Technology Blogs by SAP
Learn how to extend and personalize SAP applications. Follow the SAP technology blog for insights into SAP BTP, ABAP, SAP Analytics Cloud, SAP HANA, and more.
cancel
Showing results for 
Search instead for 
Did you mean: 

This blog post explains how we Built a Custom Operator to incorporate python hivejdbc in the SAP Data Intelligence Pipeline Modeler (Version: 3.1-2010) by building a docker image that includes all the pre-rec for the hivejdbc


 

Background:


We got an opportunity to work for a large Bank in Philippines who were looking for model risk management and governance requirement. SAP proposed below solution, Integrating with HIVE on Cloudera was a keystone to the project ,that too using Https and Kerberos authentication over VPN tunnel. Since there is no standard operator we were exploring the options on how we can write a python code or build a custom operator to address this requirement, and then we came across the product team git repository https://github.com/SAP-samples/datahub-integration-examples/tree/master/HiveOperator.

> _Dataset entries_
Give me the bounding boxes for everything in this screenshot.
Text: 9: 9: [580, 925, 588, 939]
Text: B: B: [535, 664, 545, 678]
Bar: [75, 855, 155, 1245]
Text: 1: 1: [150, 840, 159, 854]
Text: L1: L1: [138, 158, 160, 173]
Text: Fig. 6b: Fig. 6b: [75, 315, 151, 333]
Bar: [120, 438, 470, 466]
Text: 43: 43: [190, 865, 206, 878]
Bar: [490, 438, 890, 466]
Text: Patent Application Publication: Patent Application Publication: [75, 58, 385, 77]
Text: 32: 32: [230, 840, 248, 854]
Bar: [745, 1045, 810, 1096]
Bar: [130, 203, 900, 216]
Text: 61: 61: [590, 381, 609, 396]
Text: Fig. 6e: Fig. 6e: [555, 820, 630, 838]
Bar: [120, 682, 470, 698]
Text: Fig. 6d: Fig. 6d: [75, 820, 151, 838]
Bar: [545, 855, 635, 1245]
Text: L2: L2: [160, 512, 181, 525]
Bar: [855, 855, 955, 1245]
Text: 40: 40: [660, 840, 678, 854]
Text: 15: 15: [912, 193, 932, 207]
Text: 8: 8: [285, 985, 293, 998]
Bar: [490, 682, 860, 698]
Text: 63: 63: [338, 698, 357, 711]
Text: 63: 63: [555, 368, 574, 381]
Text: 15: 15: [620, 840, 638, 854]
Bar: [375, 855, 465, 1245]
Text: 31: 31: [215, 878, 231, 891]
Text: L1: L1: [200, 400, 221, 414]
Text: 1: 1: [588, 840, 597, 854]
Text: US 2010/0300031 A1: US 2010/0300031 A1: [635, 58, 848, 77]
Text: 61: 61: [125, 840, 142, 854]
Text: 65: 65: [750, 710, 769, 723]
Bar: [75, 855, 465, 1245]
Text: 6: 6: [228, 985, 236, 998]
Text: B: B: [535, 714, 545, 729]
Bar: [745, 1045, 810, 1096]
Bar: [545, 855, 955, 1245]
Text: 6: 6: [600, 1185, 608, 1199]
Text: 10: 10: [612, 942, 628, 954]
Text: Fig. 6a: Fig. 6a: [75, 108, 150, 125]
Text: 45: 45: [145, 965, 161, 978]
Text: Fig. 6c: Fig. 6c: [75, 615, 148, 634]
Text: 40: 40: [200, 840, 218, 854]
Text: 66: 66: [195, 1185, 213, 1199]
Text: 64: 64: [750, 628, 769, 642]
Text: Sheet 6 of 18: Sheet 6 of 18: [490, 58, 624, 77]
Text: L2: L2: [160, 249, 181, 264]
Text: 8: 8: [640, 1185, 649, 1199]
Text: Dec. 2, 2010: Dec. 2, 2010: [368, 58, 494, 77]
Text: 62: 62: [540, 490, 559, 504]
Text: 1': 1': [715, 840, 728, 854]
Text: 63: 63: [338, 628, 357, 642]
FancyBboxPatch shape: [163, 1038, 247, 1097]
--
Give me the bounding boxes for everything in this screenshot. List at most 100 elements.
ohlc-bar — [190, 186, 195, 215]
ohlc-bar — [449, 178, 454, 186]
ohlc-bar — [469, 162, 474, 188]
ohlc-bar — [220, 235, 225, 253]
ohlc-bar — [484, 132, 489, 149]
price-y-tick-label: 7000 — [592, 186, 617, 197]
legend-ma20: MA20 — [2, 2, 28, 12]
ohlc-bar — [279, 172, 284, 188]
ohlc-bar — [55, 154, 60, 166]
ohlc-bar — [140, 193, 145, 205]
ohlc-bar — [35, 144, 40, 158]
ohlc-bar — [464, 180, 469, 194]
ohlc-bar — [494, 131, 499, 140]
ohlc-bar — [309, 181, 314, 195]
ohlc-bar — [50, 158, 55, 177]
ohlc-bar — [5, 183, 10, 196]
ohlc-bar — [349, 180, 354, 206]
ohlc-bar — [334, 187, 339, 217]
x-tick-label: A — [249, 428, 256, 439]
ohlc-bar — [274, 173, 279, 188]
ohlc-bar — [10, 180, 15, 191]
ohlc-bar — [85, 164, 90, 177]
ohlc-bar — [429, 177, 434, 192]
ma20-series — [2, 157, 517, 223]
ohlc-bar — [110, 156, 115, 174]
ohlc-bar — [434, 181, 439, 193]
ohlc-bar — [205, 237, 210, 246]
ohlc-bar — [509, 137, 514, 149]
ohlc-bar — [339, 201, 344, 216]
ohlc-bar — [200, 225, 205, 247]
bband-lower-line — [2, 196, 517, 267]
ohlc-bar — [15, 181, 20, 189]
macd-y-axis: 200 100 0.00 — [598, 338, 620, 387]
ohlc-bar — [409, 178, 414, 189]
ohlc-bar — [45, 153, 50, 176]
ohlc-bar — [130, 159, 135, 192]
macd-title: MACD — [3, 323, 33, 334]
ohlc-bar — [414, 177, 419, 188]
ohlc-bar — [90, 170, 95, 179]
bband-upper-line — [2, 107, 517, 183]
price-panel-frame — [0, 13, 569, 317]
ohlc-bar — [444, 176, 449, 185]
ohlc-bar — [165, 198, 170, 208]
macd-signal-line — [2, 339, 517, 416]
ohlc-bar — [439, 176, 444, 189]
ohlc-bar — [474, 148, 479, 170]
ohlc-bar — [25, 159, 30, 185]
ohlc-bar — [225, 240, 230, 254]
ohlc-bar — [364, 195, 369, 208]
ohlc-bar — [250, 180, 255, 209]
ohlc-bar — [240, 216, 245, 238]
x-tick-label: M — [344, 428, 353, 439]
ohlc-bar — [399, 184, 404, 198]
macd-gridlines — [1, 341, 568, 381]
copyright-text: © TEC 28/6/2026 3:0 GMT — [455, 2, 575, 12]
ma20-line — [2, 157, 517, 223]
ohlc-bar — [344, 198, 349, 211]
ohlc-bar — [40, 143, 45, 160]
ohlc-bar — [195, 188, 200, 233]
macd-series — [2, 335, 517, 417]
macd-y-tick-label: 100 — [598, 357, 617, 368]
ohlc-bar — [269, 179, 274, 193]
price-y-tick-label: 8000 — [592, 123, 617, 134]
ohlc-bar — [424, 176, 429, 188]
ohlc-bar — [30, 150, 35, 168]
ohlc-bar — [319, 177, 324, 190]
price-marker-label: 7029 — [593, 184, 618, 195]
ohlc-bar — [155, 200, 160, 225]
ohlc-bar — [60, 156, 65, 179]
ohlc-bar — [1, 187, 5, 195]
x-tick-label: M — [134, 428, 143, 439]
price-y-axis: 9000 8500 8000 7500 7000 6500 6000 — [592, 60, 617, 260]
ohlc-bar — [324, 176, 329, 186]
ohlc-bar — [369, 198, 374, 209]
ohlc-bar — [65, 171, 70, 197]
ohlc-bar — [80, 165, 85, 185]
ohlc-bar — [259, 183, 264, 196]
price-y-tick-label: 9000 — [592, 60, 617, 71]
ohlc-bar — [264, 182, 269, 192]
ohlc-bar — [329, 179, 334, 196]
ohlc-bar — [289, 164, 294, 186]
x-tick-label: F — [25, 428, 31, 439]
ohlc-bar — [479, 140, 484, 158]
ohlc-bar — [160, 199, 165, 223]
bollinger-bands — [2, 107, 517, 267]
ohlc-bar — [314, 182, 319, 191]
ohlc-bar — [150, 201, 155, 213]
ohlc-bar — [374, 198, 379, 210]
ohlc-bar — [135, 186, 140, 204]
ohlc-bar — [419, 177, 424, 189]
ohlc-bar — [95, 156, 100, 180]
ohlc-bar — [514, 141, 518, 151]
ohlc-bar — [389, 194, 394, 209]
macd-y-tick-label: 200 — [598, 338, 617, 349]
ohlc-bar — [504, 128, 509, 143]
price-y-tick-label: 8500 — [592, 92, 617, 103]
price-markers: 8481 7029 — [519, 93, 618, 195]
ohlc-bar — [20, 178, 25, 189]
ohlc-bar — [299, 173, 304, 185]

> _TO BE DONE_
Condense the paragraph in the blog post that begins "We got an opportunity" into a brief bulleted list of its main facts. This data was drawn from a separate source.

> _THE REPLY_
- The client was a large bank in the Philippines with model risk management and governance requirements.
- SAP proposed a solution in which integrating with Hive on Cloudera was key, using HTTPS and Kerberos authentication over a VPN tunnel.
- With no standard operator available, the team looked into writing Python code or building a custom operator.
- They then found the product team's git repository: https://github.com/SAP-samples/datahub-integration-examples/tree/master/HiveOperator.